>> Start

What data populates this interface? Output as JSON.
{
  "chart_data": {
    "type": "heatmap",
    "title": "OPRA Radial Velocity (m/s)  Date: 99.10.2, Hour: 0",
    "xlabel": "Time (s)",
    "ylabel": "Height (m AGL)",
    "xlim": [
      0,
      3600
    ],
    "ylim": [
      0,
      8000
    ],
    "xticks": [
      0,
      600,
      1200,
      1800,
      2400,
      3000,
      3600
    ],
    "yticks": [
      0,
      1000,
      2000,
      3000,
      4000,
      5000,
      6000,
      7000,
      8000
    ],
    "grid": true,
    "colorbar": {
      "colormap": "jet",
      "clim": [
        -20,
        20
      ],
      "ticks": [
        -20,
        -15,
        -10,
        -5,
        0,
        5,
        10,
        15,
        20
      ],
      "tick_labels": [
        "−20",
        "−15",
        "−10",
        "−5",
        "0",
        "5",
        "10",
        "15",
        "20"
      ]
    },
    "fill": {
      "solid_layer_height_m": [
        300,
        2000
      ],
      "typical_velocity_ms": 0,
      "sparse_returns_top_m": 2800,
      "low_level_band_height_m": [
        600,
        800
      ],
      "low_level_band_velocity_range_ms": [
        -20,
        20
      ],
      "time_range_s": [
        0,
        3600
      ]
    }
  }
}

>> End

- [Job]:
Each entry above needs to be retyped exactly.

- [Written answer]:
What data populates this interface? Output as JSON.
{
  "chart_data": {
    "type": "heatmap",
    "title": "OPRA Radial Velocity (m/s)  Date: 99.10.2, Hour: 0",
    "xlabel": "Time (s)",
    "ylabel": "Height (m AGL)",
    "xlim": [
      0,
      3600
    ],
    "ylim": [
      0,
      8000
    ],
    "xticks": [
      0,
      600,
      1200,
      1800,
      2400,
      3000,
      3600
    ],
    "yticks": [
      0,
      1000,
      2000,
      3000,
      4000,
      5000,
      6000,
      7000,
      8000
    ],
    "grid": true,
    "colorbar": {
      "colormap": "jet",
      "clim": [
        -20,
        20
      ],
      "ticks": [
        -20,
        -15,
        -10,
        -5,
        0,
        5,
        10,
        15,
        20
      ],
      "tick_labels": [
        "−20",
        "−15",
        "−10",
        "−5",
        "0",
        "5",
        "10",
        "15",
        "20"
      ]
    },
    "fill": {
      "solid_layer_height_m": [
        300,
        2000
      ],
      "typical_velocity_ms": 0,
      "sparse_returns_top_m": 2800,
      "low_level_band_height_m": [
        600,
        800
      ],
      "low_level_band_velocity_range_ms": [
        -20,
        20
      ],
      "time_range_s": [
        0,
        3600
      ]
    }
  }
}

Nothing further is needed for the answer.